>> begin THE DATA
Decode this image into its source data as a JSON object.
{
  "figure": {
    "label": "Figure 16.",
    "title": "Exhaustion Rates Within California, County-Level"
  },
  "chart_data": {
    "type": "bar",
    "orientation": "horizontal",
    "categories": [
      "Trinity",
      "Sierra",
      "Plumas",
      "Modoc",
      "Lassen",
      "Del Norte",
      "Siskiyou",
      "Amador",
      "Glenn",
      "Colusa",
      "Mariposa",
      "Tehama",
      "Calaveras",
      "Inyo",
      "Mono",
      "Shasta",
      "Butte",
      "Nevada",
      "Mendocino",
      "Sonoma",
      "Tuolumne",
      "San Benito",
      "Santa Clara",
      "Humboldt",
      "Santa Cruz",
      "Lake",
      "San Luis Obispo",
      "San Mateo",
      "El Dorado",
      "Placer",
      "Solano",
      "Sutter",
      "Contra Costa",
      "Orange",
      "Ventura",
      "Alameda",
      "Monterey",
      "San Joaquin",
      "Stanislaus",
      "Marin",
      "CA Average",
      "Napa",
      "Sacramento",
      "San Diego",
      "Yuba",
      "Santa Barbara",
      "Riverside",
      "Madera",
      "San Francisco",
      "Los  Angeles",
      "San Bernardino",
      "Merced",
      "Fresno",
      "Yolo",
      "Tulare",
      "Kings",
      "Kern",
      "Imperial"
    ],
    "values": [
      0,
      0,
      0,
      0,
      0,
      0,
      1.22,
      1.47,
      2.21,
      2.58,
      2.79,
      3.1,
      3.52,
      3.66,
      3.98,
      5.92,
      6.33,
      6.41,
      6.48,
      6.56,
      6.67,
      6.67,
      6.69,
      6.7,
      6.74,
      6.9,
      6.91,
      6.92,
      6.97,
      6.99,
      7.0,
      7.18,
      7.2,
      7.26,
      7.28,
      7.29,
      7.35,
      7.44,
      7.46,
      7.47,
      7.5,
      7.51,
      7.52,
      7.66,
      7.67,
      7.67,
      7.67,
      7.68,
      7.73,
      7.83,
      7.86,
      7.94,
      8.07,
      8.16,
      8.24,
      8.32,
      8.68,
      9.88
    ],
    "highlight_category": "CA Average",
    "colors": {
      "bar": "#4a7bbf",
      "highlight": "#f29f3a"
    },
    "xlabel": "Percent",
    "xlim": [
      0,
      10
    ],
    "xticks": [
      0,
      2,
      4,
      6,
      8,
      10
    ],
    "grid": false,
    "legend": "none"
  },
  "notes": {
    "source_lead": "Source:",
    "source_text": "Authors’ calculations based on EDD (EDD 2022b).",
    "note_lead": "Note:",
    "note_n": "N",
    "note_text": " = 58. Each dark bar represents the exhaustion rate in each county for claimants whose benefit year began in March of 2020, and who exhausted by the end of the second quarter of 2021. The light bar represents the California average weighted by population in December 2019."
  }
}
>> end THE DATA
### WORK TO DO
Wherever the string "Santa" appears in the entries above, list that line.

### RESPONSE TO THE TASK
      "Santa Clara",
      "Santa Cruz",
      "Santa Barbara",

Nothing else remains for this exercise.